MATERIAL SUPPLIED →
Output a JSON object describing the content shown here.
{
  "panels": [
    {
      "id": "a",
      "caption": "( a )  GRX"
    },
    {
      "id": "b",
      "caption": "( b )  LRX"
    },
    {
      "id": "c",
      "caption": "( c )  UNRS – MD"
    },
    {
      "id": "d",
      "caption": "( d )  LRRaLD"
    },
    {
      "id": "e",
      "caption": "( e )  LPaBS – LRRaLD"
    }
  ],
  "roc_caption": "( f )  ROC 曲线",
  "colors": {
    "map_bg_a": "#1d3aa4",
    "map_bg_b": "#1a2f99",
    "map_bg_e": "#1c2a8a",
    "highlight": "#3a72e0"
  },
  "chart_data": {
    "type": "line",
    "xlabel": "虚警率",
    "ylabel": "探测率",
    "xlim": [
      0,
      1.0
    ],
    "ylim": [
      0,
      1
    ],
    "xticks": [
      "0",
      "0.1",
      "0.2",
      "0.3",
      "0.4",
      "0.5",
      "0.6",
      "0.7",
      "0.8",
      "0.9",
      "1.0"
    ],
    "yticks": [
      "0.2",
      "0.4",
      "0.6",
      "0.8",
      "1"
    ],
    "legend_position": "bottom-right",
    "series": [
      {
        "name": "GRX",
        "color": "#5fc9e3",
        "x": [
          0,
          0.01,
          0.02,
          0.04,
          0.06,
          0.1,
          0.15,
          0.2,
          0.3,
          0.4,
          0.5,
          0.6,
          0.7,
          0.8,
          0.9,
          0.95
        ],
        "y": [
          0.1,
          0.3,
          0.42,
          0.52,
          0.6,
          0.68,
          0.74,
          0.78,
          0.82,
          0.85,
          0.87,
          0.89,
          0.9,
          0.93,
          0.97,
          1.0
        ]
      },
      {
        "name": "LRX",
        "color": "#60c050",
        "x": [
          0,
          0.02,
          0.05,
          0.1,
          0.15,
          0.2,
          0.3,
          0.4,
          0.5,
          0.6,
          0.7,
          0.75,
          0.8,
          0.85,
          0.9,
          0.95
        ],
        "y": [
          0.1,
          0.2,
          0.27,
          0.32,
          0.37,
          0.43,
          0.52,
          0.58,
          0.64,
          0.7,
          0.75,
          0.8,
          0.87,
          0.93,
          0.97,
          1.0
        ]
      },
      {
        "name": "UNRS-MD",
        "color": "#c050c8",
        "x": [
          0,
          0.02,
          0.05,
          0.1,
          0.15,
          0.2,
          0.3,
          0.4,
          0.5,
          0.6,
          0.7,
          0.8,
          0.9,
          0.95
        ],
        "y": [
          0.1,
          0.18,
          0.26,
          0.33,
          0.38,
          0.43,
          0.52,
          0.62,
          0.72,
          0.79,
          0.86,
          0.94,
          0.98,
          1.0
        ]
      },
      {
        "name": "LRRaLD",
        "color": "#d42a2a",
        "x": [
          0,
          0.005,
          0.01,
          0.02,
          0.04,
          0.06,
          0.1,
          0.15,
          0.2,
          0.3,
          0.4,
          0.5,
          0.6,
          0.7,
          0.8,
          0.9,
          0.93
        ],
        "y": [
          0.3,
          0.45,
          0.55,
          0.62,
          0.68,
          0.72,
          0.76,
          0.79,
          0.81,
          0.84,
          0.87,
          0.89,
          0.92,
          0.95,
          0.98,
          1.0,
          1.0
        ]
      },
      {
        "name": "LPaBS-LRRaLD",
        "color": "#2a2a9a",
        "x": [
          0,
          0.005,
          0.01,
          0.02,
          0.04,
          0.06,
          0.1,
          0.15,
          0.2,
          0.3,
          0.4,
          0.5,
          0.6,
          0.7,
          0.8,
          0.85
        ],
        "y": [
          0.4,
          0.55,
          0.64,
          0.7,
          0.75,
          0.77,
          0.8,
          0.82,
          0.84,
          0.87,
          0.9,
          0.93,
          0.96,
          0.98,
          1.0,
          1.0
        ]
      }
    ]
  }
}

DIRECTION →
Among the entries above, identify all lines with "LPaBS" and copy them.

PROBLEM SOLUTION →
      "caption": "( e )  LPaBS – LRRaLD"
        "name": "LPaBS-LRRaLD",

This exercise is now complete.